■ Exercise brief
Your copy should begin at the line containing "Transcribe this image's" and end at the last line of the records; transcribe those lines exactly and leave out every picture.

═════ Records shown

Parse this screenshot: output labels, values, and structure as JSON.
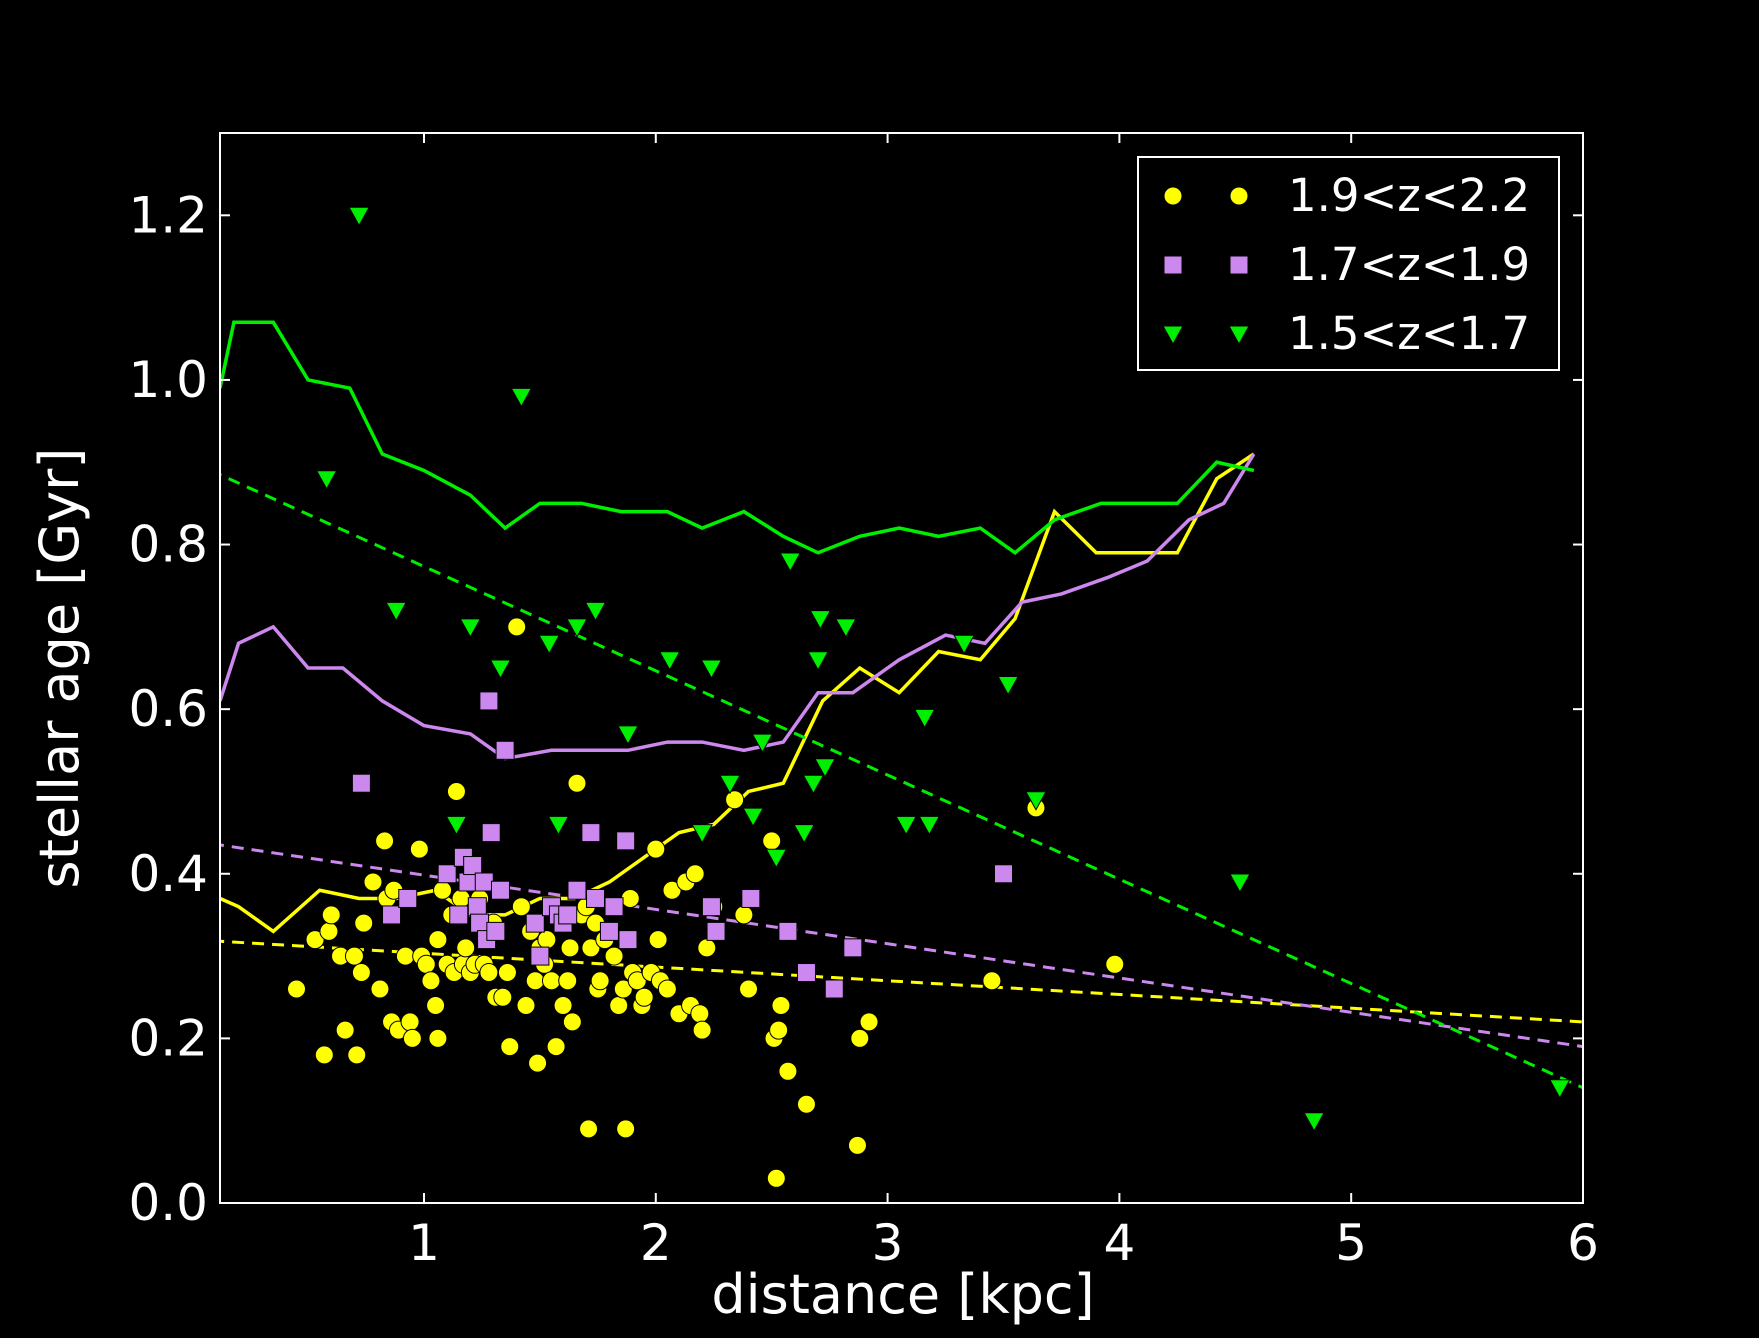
{
  "chart_data": {
    "type": "scatter",
    "xlabel": "distance [kpc]",
    "ylabel": "stellar age [Gyr]",
    "xlim": [
      0.12,
      6.0
    ],
    "ylim": [
      0.0,
      1.3
    ],
    "xticks": [
      1,
      2,
      3,
      4,
      5,
      6
    ],
    "yticks": [
      0.0,
      0.2,
      0.4,
      0.6,
      0.8,
      1.0,
      1.2
    ],
    "grid": false,
    "legend_position": "top-right",
    "colors": {
      "background": "#000000",
      "axes": "#ffffff",
      "yellow": "#ffff00",
      "violet": "#cc88ee",
      "green": "#00ee00"
    },
    "series": [
      {
        "name": "1.9<z<2.2",
        "color": "#ffff00",
        "marker": "circle",
        "points": [
          [
            0.45,
            0.26
          ],
          [
            0.53,
            0.32
          ],
          [
            0.57,
            0.18
          ],
          [
            0.59,
            0.33
          ],
          [
            0.6,
            0.35
          ],
          [
            0.64,
            0.3
          ],
          [
            0.66,
            0.21
          ],
          [
            0.7,
            0.3
          ],
          [
            0.71,
            0.18
          ],
          [
            0.73,
            0.28
          ],
          [
            0.74,
            0.34
          ],
          [
            0.78,
            0.39
          ],
          [
            0.81,
            0.26
          ],
          [
            0.83,
            0.44
          ],
          [
            0.84,
            0.37
          ],
          [
            0.86,
            0.22
          ],
          [
            0.87,
            0.38
          ],
          [
            0.89,
            0.21
          ],
          [
            0.92,
            0.3
          ],
          [
            0.94,
            0.22
          ],
          [
            0.95,
            0.2
          ],
          [
            0.98,
            0.43
          ],
          [
            0.99,
            0.3
          ],
          [
            1.01,
            0.29
          ],
          [
            1.03,
            0.27
          ],
          [
            1.05,
            0.24
          ],
          [
            1.06,
            0.2
          ],
          [
            1.06,
            0.32
          ],
          [
            1.08,
            0.38
          ],
          [
            1.1,
            0.29
          ],
          [
            1.12,
            0.35
          ],
          [
            1.13,
            0.28
          ],
          [
            1.14,
            0.5
          ],
          [
            1.16,
            0.37
          ],
          [
            1.17,
            0.29
          ],
          [
            1.18,
            0.31
          ],
          [
            1.2,
            0.28
          ],
          [
            1.22,
            0.29
          ],
          [
            1.24,
            0.37
          ],
          [
            1.26,
            0.29
          ],
          [
            1.28,
            0.28
          ],
          [
            1.3,
            0.34
          ],
          [
            1.31,
            0.25
          ],
          [
            1.33,
            0.38
          ],
          [
            1.34,
            0.25
          ],
          [
            1.36,
            0.28
          ],
          [
            1.37,
            0.19
          ],
          [
            1.4,
            0.7
          ],
          [
            1.42,
            0.36
          ],
          [
            1.44,
            0.24
          ],
          [
            1.46,
            0.33
          ],
          [
            1.48,
            0.27
          ],
          [
            1.49,
            0.17
          ],
          [
            1.5,
            0.31
          ],
          [
            1.52,
            0.29
          ],
          [
            1.53,
            0.32
          ],
          [
            1.55,
            0.27
          ],
          [
            1.57,
            0.19
          ],
          [
            1.58,
            0.35
          ],
          [
            1.6,
            0.24
          ],
          [
            1.62,
            0.27
          ],
          [
            1.63,
            0.31
          ],
          [
            1.64,
            0.22
          ],
          [
            1.66,
            0.51
          ],
          [
            1.68,
            0.35
          ],
          [
            1.7,
            0.36
          ],
          [
            1.71,
            0.09
          ],
          [
            1.72,
            0.31
          ],
          [
            1.74,
            0.34
          ],
          [
            1.75,
            0.26
          ],
          [
            1.76,
            0.27
          ],
          [
            1.78,
            0.32
          ],
          [
            1.82,
            0.3
          ],
          [
            1.84,
            0.24
          ],
          [
            1.86,
            0.26
          ],
          [
            1.87,
            0.09
          ],
          [
            1.89,
            0.37
          ],
          [
            1.9,
            0.28
          ],
          [
            1.92,
            0.27
          ],
          [
            1.94,
            0.24
          ],
          [
            1.95,
            0.25
          ],
          [
            1.98,
            0.28
          ],
          [
            2.0,
            0.43
          ],
          [
            2.01,
            0.32
          ],
          [
            2.02,
            0.27
          ],
          [
            2.05,
            0.26
          ],
          [
            2.07,
            0.38
          ],
          [
            2.1,
            0.23
          ],
          [
            2.13,
            0.39
          ],
          [
            2.15,
            0.24
          ],
          [
            2.17,
            0.4
          ],
          [
            2.19,
            0.23
          ],
          [
            2.2,
            0.21
          ],
          [
            2.22,
            0.31
          ],
          [
            2.25,
            0.36
          ],
          [
            2.34,
            0.49
          ],
          [
            2.38,
            0.35
          ],
          [
            2.4,
            0.26
          ],
          [
            2.5,
            0.44
          ],
          [
            2.51,
            0.2
          ],
          [
            2.52,
            0.03
          ],
          [
            2.53,
            0.21
          ],
          [
            2.54,
            0.24
          ],
          [
            2.57,
            0.16
          ],
          [
            2.65,
            0.12
          ],
          [
            2.87,
            0.07
          ],
          [
            2.88,
            0.2
          ],
          [
            2.92,
            0.22
          ],
          [
            3.45,
            0.27
          ],
          [
            3.64,
            0.48
          ],
          [
            3.98,
            0.29
          ]
        ],
        "trend_line": [
          [
            0.0,
            0.32
          ],
          [
            6.0,
            0.22
          ]
        ],
        "running_line": [
          [
            0.12,
            0.37
          ],
          [
            0.2,
            0.36
          ],
          [
            0.35,
            0.33
          ],
          [
            0.55,
            0.38
          ],
          [
            0.72,
            0.37
          ],
          [
            0.88,
            0.37
          ],
          [
            1.05,
            0.38
          ],
          [
            1.2,
            0.35
          ],
          [
            1.35,
            0.35
          ],
          [
            1.5,
            0.37
          ],
          [
            1.65,
            0.37
          ],
          [
            1.8,
            0.39
          ],
          [
            1.95,
            0.42
          ],
          [
            2.1,
            0.45
          ],
          [
            2.25,
            0.46
          ],
          [
            2.4,
            0.5
          ],
          [
            2.55,
            0.51
          ],
          [
            2.72,
            0.61
          ],
          [
            2.88,
            0.65
          ],
          [
            3.05,
            0.62
          ],
          [
            3.22,
            0.67
          ],
          [
            3.4,
            0.66
          ],
          [
            3.55,
            0.71
          ],
          [
            3.72,
            0.84
          ],
          [
            3.9,
            0.79
          ],
          [
            4.1,
            0.79
          ],
          [
            4.25,
            0.79
          ],
          [
            4.42,
            0.88
          ],
          [
            4.58,
            0.91
          ]
        ]
      },
      {
        "name": "1.7<z<1.9",
        "color": "#cc88ee",
        "marker": "square",
        "points": [
          [
            0.73,
            0.51
          ],
          [
            0.86,
            0.35
          ],
          [
            0.93,
            0.37
          ],
          [
            1.1,
            0.4
          ],
          [
            1.15,
            0.35
          ],
          [
            1.17,
            0.42
          ],
          [
            1.19,
            0.39
          ],
          [
            1.21,
            0.41
          ],
          [
            1.23,
            0.36
          ],
          [
            1.24,
            0.34
          ],
          [
            1.26,
            0.39
          ],
          [
            1.27,
            0.32
          ],
          [
            1.28,
            0.61
          ],
          [
            1.29,
            0.45
          ],
          [
            1.31,
            0.33
          ],
          [
            1.33,
            0.38
          ],
          [
            1.35,
            0.55
          ],
          [
            1.48,
            0.34
          ],
          [
            1.5,
            0.3
          ],
          [
            1.55,
            0.36
          ],
          [
            1.58,
            0.35
          ],
          [
            1.6,
            0.34
          ],
          [
            1.62,
            0.35
          ],
          [
            1.66,
            0.38
          ],
          [
            1.72,
            0.45
          ],
          [
            1.74,
            0.37
          ],
          [
            1.8,
            0.33
          ],
          [
            1.82,
            0.36
          ],
          [
            1.87,
            0.44
          ],
          [
            1.88,
            0.32
          ],
          [
            2.24,
            0.36
          ],
          [
            2.26,
            0.33
          ],
          [
            2.41,
            0.37
          ],
          [
            2.57,
            0.33
          ],
          [
            2.65,
            0.28
          ],
          [
            2.77,
            0.26
          ],
          [
            2.85,
            0.31
          ],
          [
            3.5,
            0.4
          ]
        ],
        "trend_line": [
          [
            0.0,
            0.44
          ],
          [
            6.0,
            0.19
          ]
        ],
        "running_line": [
          [
            0.12,
            0.61
          ],
          [
            0.2,
            0.68
          ],
          [
            0.35,
            0.7
          ],
          [
            0.5,
            0.65
          ],
          [
            0.65,
            0.65
          ],
          [
            0.82,
            0.61
          ],
          [
            1.0,
            0.58
          ],
          [
            1.2,
            0.57
          ],
          [
            1.35,
            0.54
          ],
          [
            1.55,
            0.55
          ],
          [
            1.75,
            0.55
          ],
          [
            1.88,
            0.55
          ],
          [
            2.05,
            0.56
          ],
          [
            2.2,
            0.56
          ],
          [
            2.38,
            0.55
          ],
          [
            2.55,
            0.56
          ],
          [
            2.7,
            0.62
          ],
          [
            2.85,
            0.62
          ],
          [
            3.05,
            0.66
          ],
          [
            3.25,
            0.69
          ],
          [
            3.42,
            0.68
          ],
          [
            3.58,
            0.73
          ],
          [
            3.75,
            0.74
          ],
          [
            3.95,
            0.76
          ],
          [
            4.12,
            0.78
          ],
          [
            4.3,
            0.83
          ],
          [
            4.45,
            0.85
          ],
          [
            4.58,
            0.91
          ]
        ]
      },
      {
        "name": "1.5<z<1.7",
        "color": "#00ee00",
        "marker": "triangle-down",
        "points": [
          [
            0.58,
            0.88
          ],
          [
            0.72,
            1.2
          ],
          [
            0.88,
            0.72
          ],
          [
            1.14,
            0.46
          ],
          [
            1.2,
            0.7
          ],
          [
            1.33,
            0.65
          ],
          [
            1.42,
            0.98
          ],
          [
            1.54,
            0.68
          ],
          [
            1.58,
            0.46
          ],
          [
            1.66,
            0.7
          ],
          [
            1.74,
            0.72
          ],
          [
            1.88,
            0.57
          ],
          [
            2.06,
            0.66
          ],
          [
            2.2,
            0.45
          ],
          [
            2.24,
            0.65
          ],
          [
            2.32,
            0.51
          ],
          [
            2.42,
            0.47
          ],
          [
            2.46,
            0.56
          ],
          [
            2.52,
            0.42
          ],
          [
            2.58,
            0.78
          ],
          [
            2.64,
            0.45
          ],
          [
            2.68,
            0.51
          ],
          [
            2.7,
            0.66
          ],
          [
            2.71,
            0.71
          ],
          [
            2.73,
            0.53
          ],
          [
            2.82,
            0.7
          ],
          [
            3.08,
            0.46
          ],
          [
            3.16,
            0.59
          ],
          [
            3.18,
            0.46
          ],
          [
            3.33,
            0.68
          ],
          [
            3.52,
            0.63
          ],
          [
            3.64,
            0.49
          ],
          [
            4.52,
            0.39
          ],
          [
            4.84,
            0.1
          ],
          [
            5.9,
            0.14
          ]
        ],
        "trend_line": [
          [
            0.0,
            0.9
          ],
          [
            6.0,
            0.14
          ]
        ],
        "running_line": [
          [
            0.12,
            0.99
          ],
          [
            0.18,
            1.07
          ],
          [
            0.35,
            1.07
          ],
          [
            0.5,
            1.0
          ],
          [
            0.68,
            0.99
          ],
          [
            0.82,
            0.91
          ],
          [
            1.0,
            0.89
          ],
          [
            1.2,
            0.86
          ],
          [
            1.35,
            0.82
          ],
          [
            1.5,
            0.85
          ],
          [
            1.68,
            0.85
          ],
          [
            1.85,
            0.84
          ],
          [
            2.05,
            0.84
          ],
          [
            2.2,
            0.82
          ],
          [
            2.38,
            0.84
          ],
          [
            2.55,
            0.81
          ],
          [
            2.7,
            0.79
          ],
          [
            2.88,
            0.81
          ],
          [
            3.05,
            0.82
          ],
          [
            3.22,
            0.81
          ],
          [
            3.4,
            0.82
          ],
          [
            3.55,
            0.79
          ],
          [
            3.72,
            0.83
          ],
          [
            3.92,
            0.85
          ],
          [
            4.08,
            0.85
          ],
          [
            4.25,
            0.85
          ],
          [
            4.42,
            0.9
          ],
          [
            4.58,
            0.89
          ]
        ]
      }
    ]
  }
}
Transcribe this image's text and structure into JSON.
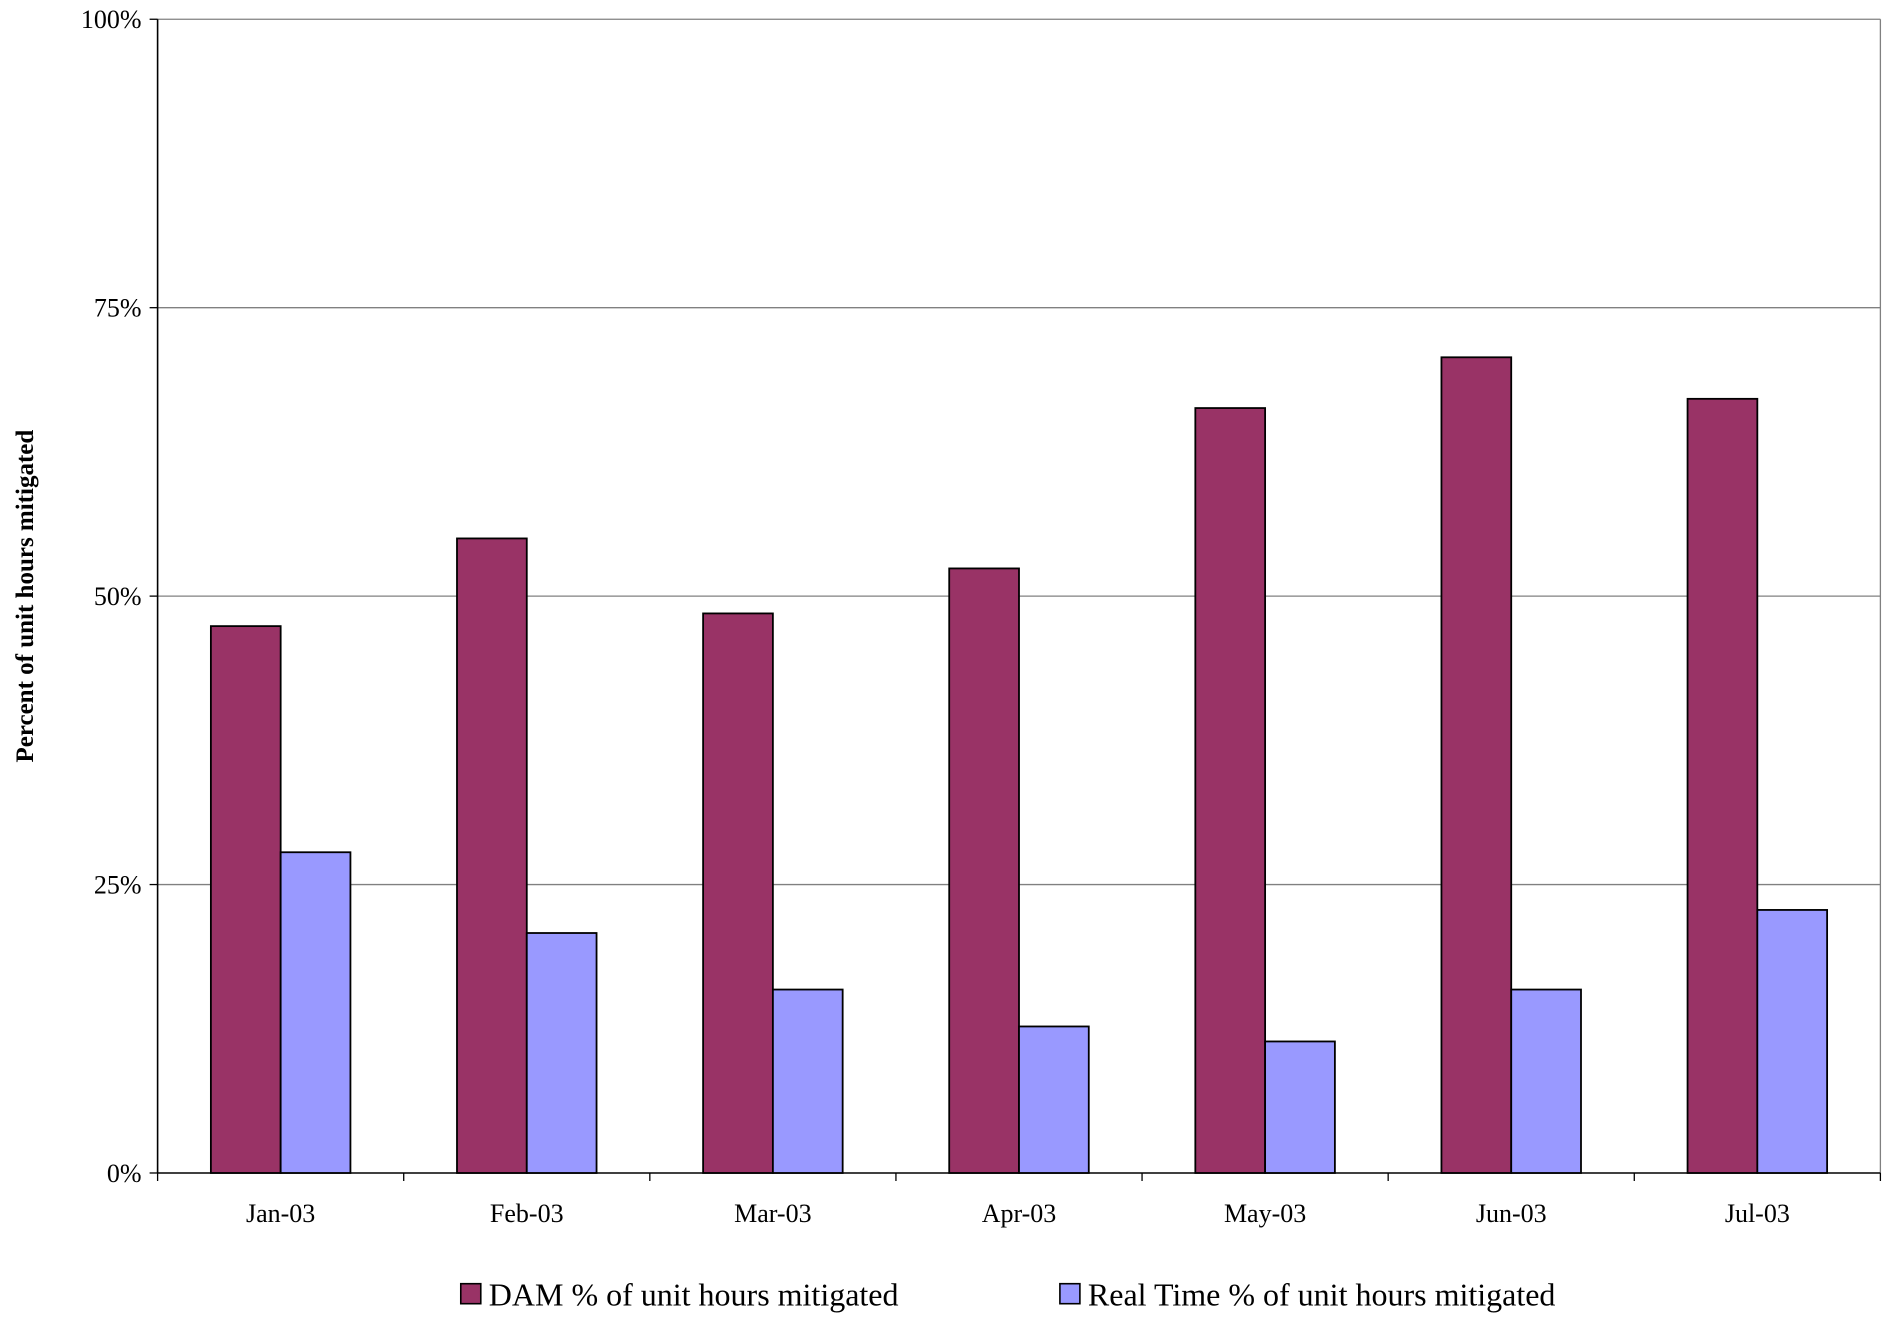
{
  "chart_data": {
    "type": "bar",
    "title": "",
    "xlabel": "",
    "ylabel": "Percent of unit hours mitigated",
    "categories": [
      "Jan-03",
      "Feb-03",
      "Mar-03",
      "Apr-03",
      "May-03",
      "Jun-03",
      "Jul-03"
    ],
    "series": [
      {
        "name": "DAM % of unit hours mitigated",
        "color": "#993366",
        "values": [
          47.4,
          55.0,
          48.5,
          52.4,
          66.3,
          70.7,
          67.1
        ]
      },
      {
        "name": "Real Time % of unit hours mitigated",
        "color": "#9999ff",
        "values": [
          27.8,
          20.8,
          15.9,
          12.7,
          11.4,
          15.9,
          22.8
        ]
      }
    ],
    "ylim": [
      0,
      100
    ],
    "yticks": [
      "0%",
      "25%",
      "50%",
      "75%",
      "100%"
    ],
    "grid": true,
    "legend": "bottom"
  }
}
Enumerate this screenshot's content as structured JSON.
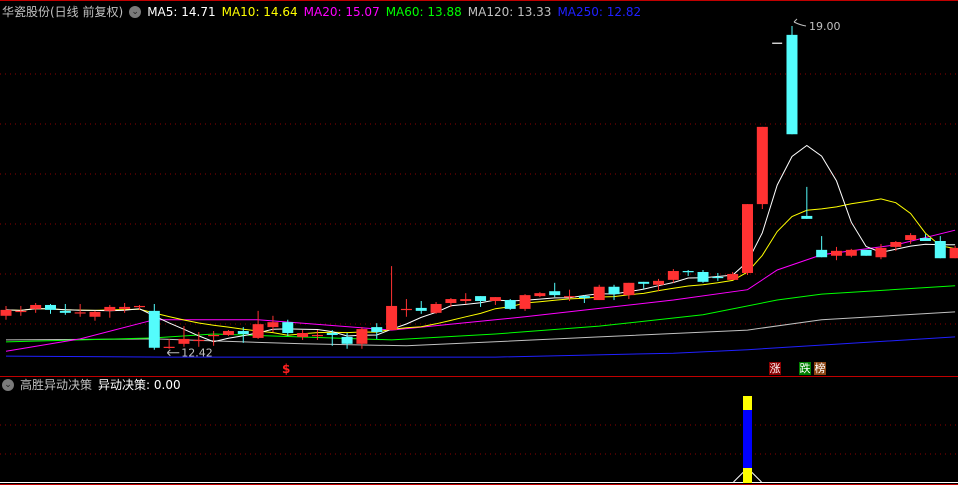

══════════

■ Complete response
Transcribe this image's text and structure into JSON.
{
  "chart_data": {
    "type": "bar",
    "title": "",
    "xlabel": "",
    "ylabel": "Percent of unit hours mitigated",
    "categories": [
      "Jan-03",
      "Feb-03",
      "Mar-03",
      "Apr-03",
      "May-03",
      "Jun-03",
      "Jul-03"
    ],
    "series": [
      {
        "name": "DAM % of unit hours mitigated",
        "color": "#993366",
        "values": [
          47.4,
          55.0,
          48.5,
          52.4,
          66.3,
          70.7,
          67.1
        ]
      },
      {
        "name": "Real Time % of unit hours mitigated",
        "color": "#9999ff",
        "values": [
          27.8,
          20.8,
          15.9,
          12.7,
          11.4,
          15.9,
          22.8
        ]
      }
    ],
    "ylim": [
      0,
      100
    ],
    "yticks": [
      "0%",
      "25%",
      "50%",
      "75%",
      "100%"
    ],
    "grid": true,
    "legend": "bottom"
  }
}
Enumerate this screenshot's content as structured JSON.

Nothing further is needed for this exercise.